* Begin INPUT RECORDS *

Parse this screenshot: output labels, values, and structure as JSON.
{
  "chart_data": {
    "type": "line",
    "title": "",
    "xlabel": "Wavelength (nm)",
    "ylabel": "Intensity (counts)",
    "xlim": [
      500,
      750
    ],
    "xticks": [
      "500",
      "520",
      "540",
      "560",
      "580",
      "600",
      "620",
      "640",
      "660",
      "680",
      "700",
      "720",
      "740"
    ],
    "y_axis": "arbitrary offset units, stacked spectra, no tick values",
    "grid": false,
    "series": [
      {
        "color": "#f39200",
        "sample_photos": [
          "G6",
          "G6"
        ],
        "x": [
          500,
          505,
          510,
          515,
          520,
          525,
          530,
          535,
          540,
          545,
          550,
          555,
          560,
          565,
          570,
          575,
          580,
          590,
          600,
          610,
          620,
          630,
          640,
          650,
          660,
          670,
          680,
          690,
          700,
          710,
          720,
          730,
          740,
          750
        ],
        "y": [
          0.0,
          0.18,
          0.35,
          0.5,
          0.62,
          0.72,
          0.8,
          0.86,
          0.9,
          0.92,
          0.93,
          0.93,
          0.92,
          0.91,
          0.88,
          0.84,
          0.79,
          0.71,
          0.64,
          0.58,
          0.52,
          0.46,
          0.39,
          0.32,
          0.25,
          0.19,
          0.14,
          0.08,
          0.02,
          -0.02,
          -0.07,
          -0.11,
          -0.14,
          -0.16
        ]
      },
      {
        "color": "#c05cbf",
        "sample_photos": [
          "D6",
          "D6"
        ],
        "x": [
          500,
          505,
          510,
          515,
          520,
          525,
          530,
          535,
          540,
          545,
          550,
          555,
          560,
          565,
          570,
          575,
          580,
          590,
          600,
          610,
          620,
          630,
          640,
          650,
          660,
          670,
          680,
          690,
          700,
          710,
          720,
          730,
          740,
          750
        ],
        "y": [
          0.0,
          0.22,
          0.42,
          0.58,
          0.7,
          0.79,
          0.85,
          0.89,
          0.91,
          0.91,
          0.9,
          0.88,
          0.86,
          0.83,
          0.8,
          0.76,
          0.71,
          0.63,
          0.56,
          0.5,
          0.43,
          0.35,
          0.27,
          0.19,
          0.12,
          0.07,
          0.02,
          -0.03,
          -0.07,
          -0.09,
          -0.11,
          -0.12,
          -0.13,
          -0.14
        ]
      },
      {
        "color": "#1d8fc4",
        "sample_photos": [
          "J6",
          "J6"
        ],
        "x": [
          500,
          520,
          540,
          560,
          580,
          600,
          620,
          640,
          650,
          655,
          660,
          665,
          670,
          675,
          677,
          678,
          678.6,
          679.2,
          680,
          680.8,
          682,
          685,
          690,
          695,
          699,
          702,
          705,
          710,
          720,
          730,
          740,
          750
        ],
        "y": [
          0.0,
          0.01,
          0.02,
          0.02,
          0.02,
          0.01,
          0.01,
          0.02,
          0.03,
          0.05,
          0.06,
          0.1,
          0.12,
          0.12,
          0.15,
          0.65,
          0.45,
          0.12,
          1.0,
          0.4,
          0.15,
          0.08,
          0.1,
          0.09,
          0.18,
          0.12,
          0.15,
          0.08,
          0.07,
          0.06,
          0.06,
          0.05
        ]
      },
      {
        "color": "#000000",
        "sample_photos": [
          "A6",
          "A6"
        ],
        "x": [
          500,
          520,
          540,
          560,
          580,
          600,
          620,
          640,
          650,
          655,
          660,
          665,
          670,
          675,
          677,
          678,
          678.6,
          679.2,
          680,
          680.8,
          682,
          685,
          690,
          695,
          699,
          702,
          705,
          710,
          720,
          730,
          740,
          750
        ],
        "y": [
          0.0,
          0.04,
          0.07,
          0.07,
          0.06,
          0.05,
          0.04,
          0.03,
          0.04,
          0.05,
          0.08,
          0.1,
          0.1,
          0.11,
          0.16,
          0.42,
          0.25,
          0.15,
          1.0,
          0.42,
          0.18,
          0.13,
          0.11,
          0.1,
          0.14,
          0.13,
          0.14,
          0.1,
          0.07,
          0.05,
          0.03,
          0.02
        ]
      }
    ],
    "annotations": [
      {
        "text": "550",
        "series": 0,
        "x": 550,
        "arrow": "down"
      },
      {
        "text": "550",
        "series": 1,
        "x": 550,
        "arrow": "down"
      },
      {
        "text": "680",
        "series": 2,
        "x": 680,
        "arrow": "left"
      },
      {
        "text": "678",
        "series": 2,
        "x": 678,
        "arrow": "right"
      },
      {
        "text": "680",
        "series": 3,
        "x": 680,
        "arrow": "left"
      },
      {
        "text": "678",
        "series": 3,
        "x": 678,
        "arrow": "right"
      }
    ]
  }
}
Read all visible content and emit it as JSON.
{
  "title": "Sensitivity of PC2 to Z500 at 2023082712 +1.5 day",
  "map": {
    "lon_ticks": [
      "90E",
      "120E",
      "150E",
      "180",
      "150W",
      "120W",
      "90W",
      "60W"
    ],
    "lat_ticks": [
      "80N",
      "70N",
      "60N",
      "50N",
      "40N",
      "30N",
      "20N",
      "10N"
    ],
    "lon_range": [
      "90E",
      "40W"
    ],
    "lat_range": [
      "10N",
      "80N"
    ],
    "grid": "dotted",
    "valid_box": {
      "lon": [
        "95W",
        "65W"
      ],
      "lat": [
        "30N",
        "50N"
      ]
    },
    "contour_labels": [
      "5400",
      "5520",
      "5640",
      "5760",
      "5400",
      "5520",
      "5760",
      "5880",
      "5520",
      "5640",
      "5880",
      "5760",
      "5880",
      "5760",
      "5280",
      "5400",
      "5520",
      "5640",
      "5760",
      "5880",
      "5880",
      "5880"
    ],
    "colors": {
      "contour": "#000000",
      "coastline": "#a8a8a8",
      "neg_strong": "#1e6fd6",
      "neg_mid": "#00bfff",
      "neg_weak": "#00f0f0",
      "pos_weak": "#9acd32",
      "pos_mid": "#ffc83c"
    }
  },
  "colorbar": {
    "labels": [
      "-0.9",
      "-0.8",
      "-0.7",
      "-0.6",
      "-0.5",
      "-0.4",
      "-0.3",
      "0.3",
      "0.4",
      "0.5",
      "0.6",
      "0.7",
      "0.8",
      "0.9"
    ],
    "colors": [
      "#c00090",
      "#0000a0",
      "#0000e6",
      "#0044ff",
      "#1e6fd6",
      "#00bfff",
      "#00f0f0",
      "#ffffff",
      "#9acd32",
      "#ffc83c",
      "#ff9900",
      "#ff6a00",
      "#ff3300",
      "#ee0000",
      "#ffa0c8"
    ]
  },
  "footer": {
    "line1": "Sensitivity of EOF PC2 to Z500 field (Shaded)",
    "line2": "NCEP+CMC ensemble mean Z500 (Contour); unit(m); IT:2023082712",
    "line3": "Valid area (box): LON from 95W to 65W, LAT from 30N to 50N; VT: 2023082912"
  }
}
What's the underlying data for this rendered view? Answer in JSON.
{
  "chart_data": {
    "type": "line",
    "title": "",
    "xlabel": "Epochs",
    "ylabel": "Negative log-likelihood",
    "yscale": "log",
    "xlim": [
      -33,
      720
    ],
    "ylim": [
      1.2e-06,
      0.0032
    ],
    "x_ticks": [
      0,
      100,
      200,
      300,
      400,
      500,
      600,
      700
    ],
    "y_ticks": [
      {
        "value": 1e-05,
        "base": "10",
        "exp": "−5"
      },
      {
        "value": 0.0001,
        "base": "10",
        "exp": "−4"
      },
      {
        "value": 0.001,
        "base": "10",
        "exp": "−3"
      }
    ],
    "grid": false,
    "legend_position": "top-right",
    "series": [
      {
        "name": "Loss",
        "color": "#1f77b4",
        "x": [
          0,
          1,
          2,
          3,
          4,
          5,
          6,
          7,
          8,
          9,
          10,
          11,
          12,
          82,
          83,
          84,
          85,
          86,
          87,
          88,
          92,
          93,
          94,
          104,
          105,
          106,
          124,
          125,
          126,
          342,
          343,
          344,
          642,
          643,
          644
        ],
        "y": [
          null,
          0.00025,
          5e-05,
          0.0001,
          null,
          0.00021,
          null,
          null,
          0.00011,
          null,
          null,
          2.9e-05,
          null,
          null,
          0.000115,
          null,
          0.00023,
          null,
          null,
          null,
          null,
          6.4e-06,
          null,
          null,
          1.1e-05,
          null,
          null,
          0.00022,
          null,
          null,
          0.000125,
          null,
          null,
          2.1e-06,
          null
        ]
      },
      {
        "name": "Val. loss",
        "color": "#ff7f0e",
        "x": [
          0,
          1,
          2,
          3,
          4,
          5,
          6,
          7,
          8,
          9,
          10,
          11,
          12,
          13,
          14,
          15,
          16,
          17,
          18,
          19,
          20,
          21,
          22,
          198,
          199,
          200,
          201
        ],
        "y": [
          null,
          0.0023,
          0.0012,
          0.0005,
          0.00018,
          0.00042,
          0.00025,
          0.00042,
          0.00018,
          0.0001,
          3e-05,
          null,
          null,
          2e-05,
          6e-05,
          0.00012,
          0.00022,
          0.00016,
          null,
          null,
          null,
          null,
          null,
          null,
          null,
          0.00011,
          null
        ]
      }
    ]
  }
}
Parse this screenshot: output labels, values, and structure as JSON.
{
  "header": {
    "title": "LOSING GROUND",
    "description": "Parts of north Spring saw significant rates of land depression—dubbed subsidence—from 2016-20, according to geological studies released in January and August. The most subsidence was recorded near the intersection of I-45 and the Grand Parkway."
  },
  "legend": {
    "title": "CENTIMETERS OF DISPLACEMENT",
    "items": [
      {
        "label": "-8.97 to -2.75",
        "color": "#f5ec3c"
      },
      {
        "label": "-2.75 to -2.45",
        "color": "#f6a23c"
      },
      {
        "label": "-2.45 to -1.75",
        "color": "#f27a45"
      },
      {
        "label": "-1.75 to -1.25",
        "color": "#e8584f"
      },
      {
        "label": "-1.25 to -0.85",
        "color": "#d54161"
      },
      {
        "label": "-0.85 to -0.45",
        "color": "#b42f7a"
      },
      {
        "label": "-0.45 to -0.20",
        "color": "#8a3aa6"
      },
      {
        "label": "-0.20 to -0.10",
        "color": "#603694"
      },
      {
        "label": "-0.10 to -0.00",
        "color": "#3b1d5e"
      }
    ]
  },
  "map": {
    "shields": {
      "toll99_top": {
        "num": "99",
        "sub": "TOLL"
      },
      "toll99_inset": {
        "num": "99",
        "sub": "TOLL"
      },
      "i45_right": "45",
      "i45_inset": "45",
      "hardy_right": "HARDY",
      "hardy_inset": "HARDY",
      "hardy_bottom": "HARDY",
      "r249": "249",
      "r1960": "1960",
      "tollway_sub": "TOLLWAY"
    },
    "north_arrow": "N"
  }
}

* End INPUT RECORDS *

## WORK TO BE COMPLETED:
Copy every line of the records above that contains "xlabel".

## WRITTEN RESPONSE:
    "xlabel": "Wavelength (nm)",
    "xlabel": "Epochs",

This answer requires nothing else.